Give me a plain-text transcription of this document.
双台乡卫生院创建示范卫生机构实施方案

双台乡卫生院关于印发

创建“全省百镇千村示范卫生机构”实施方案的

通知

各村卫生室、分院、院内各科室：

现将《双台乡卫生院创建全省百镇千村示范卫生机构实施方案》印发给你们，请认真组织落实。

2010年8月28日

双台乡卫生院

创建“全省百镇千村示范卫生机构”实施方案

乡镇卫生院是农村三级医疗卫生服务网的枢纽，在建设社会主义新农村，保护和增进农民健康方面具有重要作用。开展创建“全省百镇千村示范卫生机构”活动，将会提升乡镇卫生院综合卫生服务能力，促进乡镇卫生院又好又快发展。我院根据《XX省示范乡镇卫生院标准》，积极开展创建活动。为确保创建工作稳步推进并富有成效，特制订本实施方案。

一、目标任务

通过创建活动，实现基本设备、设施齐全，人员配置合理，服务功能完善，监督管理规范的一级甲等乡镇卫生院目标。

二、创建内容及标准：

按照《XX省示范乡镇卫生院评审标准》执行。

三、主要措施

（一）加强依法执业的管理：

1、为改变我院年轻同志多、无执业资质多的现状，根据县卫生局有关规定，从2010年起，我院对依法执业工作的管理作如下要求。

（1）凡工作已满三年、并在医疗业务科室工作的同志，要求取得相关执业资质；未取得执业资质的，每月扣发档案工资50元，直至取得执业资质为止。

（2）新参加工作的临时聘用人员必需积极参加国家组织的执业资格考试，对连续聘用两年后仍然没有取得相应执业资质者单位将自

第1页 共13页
○ ○ ○ ○ ○
• [THE REQUEST]
Without omitting anything, output the entries exactly.

• [TASK OUTPUT]
Give me a plain-text transcription of this document.
双台乡卫生院创建示范卫生机构实施方案

双台乡卫生院关于印发

创建“全省百镇千村示范卫生机构”实施方案的

通知

各村卫生室、分院、院内各科室：

现将《双台乡卫生院创建全省百镇千村示范卫生机构实施方案》印发给你们，请认真组织落实。

2010年8月28日

双台乡卫生院

创建“全省百镇千村示范卫生机构”实施方案

乡镇卫生院是农村三级医疗卫生服务网的枢纽，在建设社会主义新农村，保护和增进农民健康方面具有重要作用。开展创建“全省百镇千村示范卫生机构”活动，将会提升乡镇卫生院综合卫生服务能力，促进乡镇卫生院又好又快发展。我院根据《XX省示范乡镇卫生院标准》，积极开展创建活动。为确保创建工作稳步推进并富有成效，特制订本实施方案。

一、目标任务

通过创建活动，实现基本设备、设施齐全，人员配置合理，服务功能完善，监督管理规范的一级甲等乡镇卫生院目标。

二、创建内容及标准：

按照《XX省示范乡镇卫生院评审标准》执行。

三、主要措施

（一）加强依法执业的管理：

1、为改变我院年轻同志多、无执业资质多的现状，根据县卫生局有关规定，从2010年起，我院对依法执业工作的管理作如下要求。

（1）凡工作已满三年、并在医疗业务科室工作的同志，要求取得相关执业资质；未取得执业资质的，每月扣发档案工资50元，直至取得执业资质为止。

（2）新参加工作的临时聘用人员必需积极参加国家组织的执业资格考试，对连续聘用两年后仍然没有取得相应执业资质者单位将自

第1页 共13页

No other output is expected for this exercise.